# [WHAT IS NEEDED]
Locate the lines where "ホクレン" occurs and copy them as they stand.

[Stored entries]
--------------------------------------------------

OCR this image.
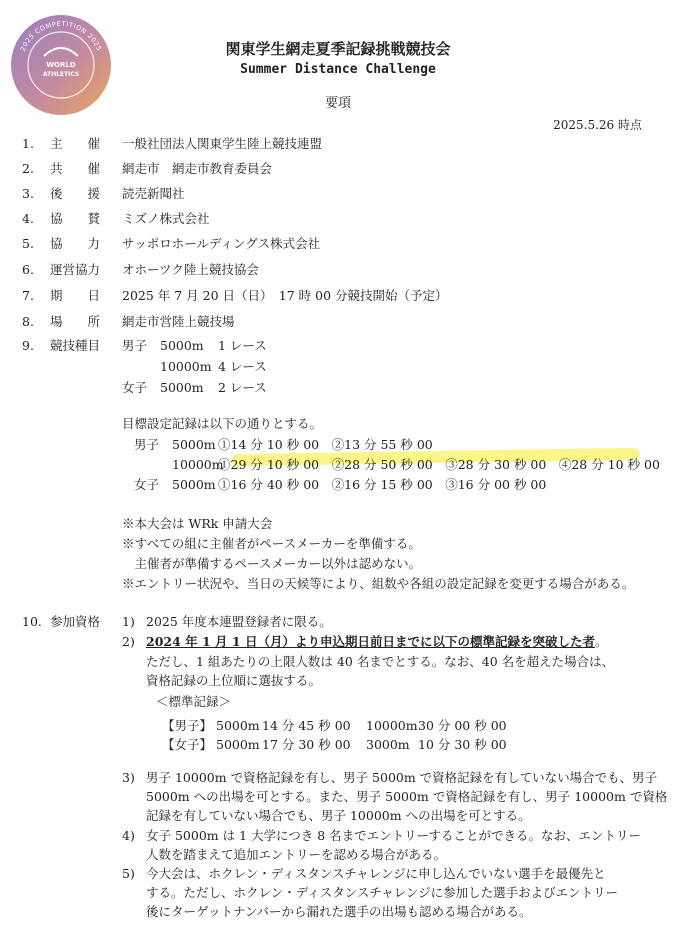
WORLD
ATHLETICS
2025 COMPETITION 2025	関東学生網走夏季記録挑戦競技会
Summer Distance Challenge
要項
2025.5.26 時点
1. 主　　催 一般社団法人関東学生陸上競技連盟
2. 共　　催 網走市　網走市教育委員会
3. 後　　援 読売新聞社
4. 協　　賛 ミズノ株式会社
5. 協　　力 サッポロホールディングス株式会社
6. 運営協力 オホーツク陸上競技協会
7. 期　　日 2025 年 7 月 20 日（日）　17 時 00 分競技開始（予定）
8. 場　　所 網走市営陸上競技場
9. 競技種目 男子 5000m 1 レース
10000m 4 レース
女子 5000m 2 レース
目標設定記録は以下の通りとする。
男子 5000m ①14 分 10 秒 00　②13 分 55 秒 00
10000m
①29 分 10 秒 00　②28 分 50 秒 00　③28 分 30 秒 00　④28 分 10 秒 00
女子 5000m ①16 分 40 秒 00　②16 分 15 秒 00　③16 分 00 秒 00
※本大会は WRk 申請大会
※すべての組に主催者がペースメーカーを準備する。
　主催者が準備するペースメーカー以外は認めない。
※エントリー状況や、当日の天候等により、組数や各組の設定記録を変更する場合がある。
10. 参加資格 1) 2025 年度本連盟登録者に限る。
2) 2024 年 1 月 1 日（月）より申込期日前日までに以下の標準記録を突破した者。
ただし、1 組あたりの上限人数は 40 名までとする。なお、40 名を超えた場合は、
資格記録の上位順に選抜する。
＜標準記録＞
【男子】 5000m 14 分 45 秒 00 10000m 30 分 00 秒 00
【女子】 5000m 17 分 30 秒 00 3000m 10 分 30 秒 00
3) 男子 10000m で資格記録を有し、男子 5000m で資格記録を有していない場合でも、男子
5000m への出場を可とする。また、男子 5000m で資格記録を有し、男子 10000m で資格
記録を有していない場合でも、男子 10000m への出場を可とする。
4) 女子 5000m は 1 大学につき 8 名までエントリーすることができる。なお、エントリー
人数を踏まえて追加エントリーを認める場合がある。
5) 今大会は、ホクレン・ディスタンスチャレンジに申し込んでいない選手を最優先と
する。ただし、ホクレン・ディスタンスチャレンジに参加した選手およびエントリー
後にターゲットナンバーから漏れた選手の出場も認める場合がある。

--------------------------------------------------

# [FINAL ANSWER]
5) 今大会は、ホクレン・ディスタンスチャレンジに申し込んでいない選手を最優先と
する。ただし、ホクレン・ディスタンスチャレンジに参加した選手およびエントリー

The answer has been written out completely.